## Begin Supplied entries

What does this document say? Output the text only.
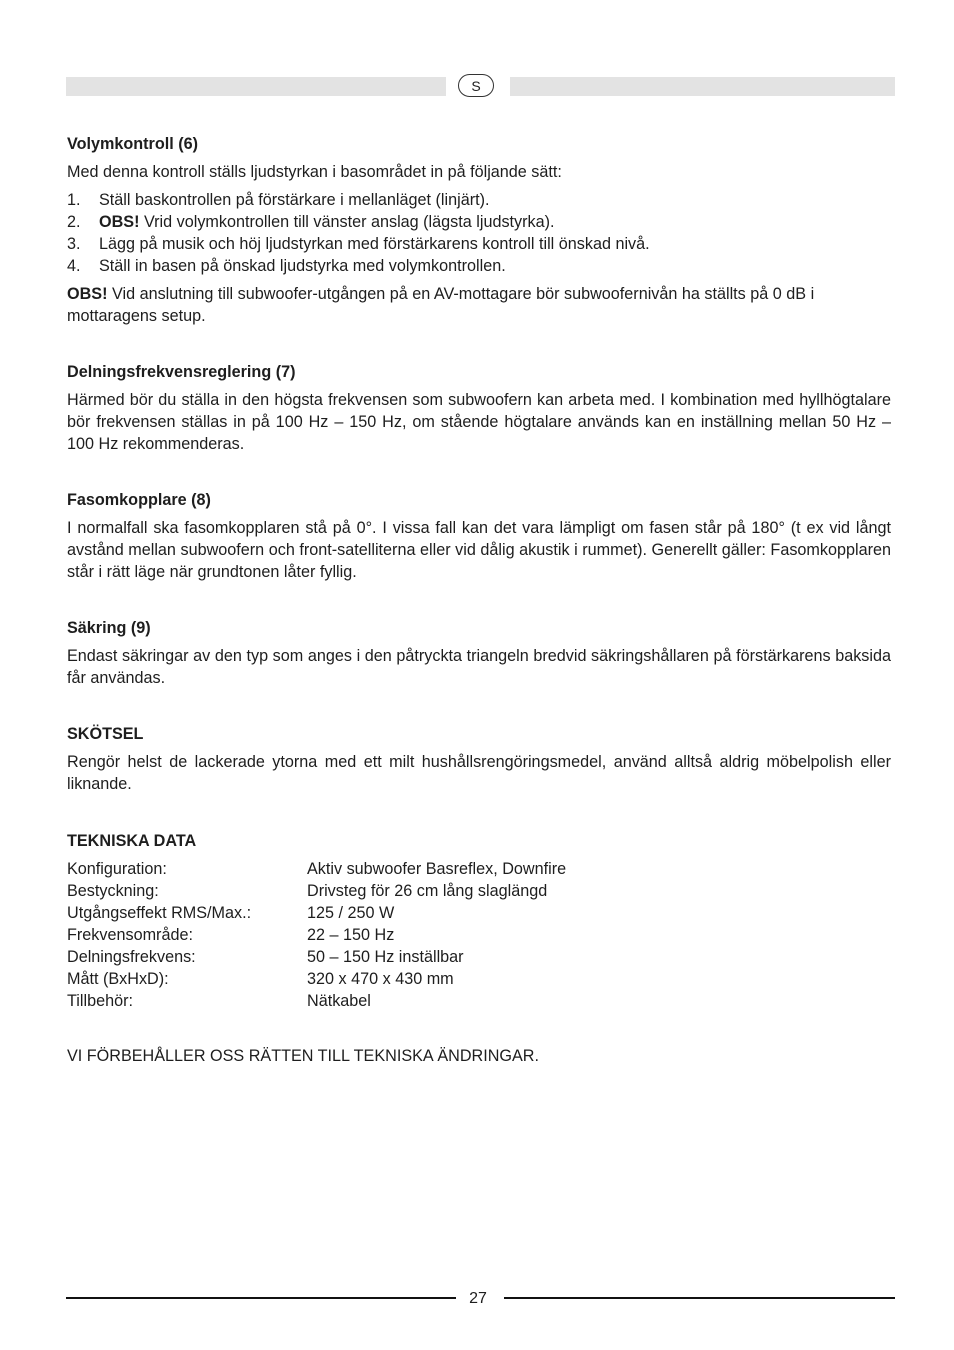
S

Volymkontroll (6)

Med denna kontroll ställs ljudstyrkan i basområdet in på följande sätt:

1. Ställ baskontrollen på förstärkare i mellanläget (linjärt).
2. OBS! Vrid volymkontrollen till vänster anslag (lägsta ljudstyrka).
3. Lägg på musik och höj ljudstyrkan med förstärkarens kontroll till önskad nivå.
4. Ställ in basen på önskad ljudstyrka med volymkontrollen.

OBS! Vid anslutning till subwoofer-utgången på en AV-mottagare bör subwoofernivån ha ställts på 0 dB i mottaragens setup.

Delningsfrekvensreglering (7)

Härmed bör du ställa in den högsta frekvensen som subwoofern kan arbeta med. I kombination med hyllhögtalare bör frekvensen ställas in på 100 Hz – 150 Hz, om stående högtalare används kan en inställning mellan 50 Hz – 100 Hz rekommenderas.

Fasomkopplare (8)

I normalfall ska fasomkopplaren stå på 0°. I vissa fall kan det vara lämpligt om fasen står på 180° (t ex vid långt avstånd mellan subwoofern och front-satelliterna eller vid dålig akustik i rummet). Generellt gäller: Fasomkopplaren står i rätt läge när grundtonen låter fyllig.

Säkring (9)

Endast säkringar av den typ som anges i den påtryckta triangeln bredvid säkringshållaren på förstärkarens baksida får användas.

SKÖTSEL

Rengör helst de lackerade ytorna med ett milt hushållsrengöringsmedel, använd alltså aldrig möbelpolish eller liknande.

TEKNISKA DATA

Konfiguration:	Aktiv subwoofer Basreflex, Downfire
Bestyckning:	Drivsteg för 26 cm lång slaglängd
Utgångseffekt RMS/Max.:	125 / 250 W
Frekvensområde:	22 – 150 Hz
Delningsfrekvens:	50 – 150 Hz inställbar
Mått (BxHxD):	320 x 470 x 430 mm
Tillbehör:	Nätkabel

VI FÖRBEHÅLLER OSS RÄTTEN TILL TEKNISKA ÄNDRINGAR.

27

## End Supplied entries

Output the records above exactly; leave out the pictures.

*Finished task*.
What does this document say? Output the text only.
S

Volymkontroll (6)

Med denna kontroll ställs ljudstyrkan i basområdet in på följande sätt:

1. Ställ baskontrollen på förstärkare i mellanläget (linjärt).
2. OBS! Vrid volymkontrollen till vänster anslag (lägsta ljudstyrka).
3. Lägg på musik och höj ljudstyrkan med förstärkarens kontroll till önskad nivå.
4. Ställ in basen på önskad ljudstyrka med volymkontrollen.

OBS! Vid anslutning till subwoofer-utgången på en AV-mottagare bör subwoofernivån ha ställts på 0 dB i mottaragens setup.

Delningsfrekvensreglering (7)

Härmed bör du ställa in den högsta frekvensen som subwoofern kan arbeta med. I kombination med hyllhögtalare bör frekvensen ställas in på 100 Hz – 150 Hz, om stående högtalare används kan en inställning mellan 50 Hz – 100 Hz rekommenderas.

Fasomkopplare (8)

I normalfall ska fasomkopplaren stå på 0°. I vissa fall kan det vara lämpligt om fasen står på 180° (t ex vid långt avstånd mellan subwoofern och front-satelliterna eller vid dålig akustik i rummet). Generellt gäller: Fasomkopplaren står i rätt läge när grundtonen låter fyllig.

Säkring (9)

Endast säkringar av den typ som anges i den påtryckta triangeln bredvid säkringshållaren på förstärkarens baksida får användas.

SKÖTSEL

Rengör helst de lackerade ytorna med ett milt hushållsrengöringsmedel, använd alltså aldrig möbelpolish eller liknande.

TEKNISKA DATA

Konfiguration:	Aktiv subwoofer Basreflex, Downfire
Bestyckning:	Drivsteg för 26 cm lång slaglängd
Utgångseffekt RMS/Max.:	125 / 250 W
Frekvensområde:	22 – 150 Hz
Delningsfrekvens:	50 – 150 Hz inställbar
Mått (BxHxD):	320 x 470 x 430 mm
Tillbehör:	Nätkabel

VI FÖRBEHÅLLER OSS RÄTTEN TILL TEKNISKA ÄNDRINGAR.

27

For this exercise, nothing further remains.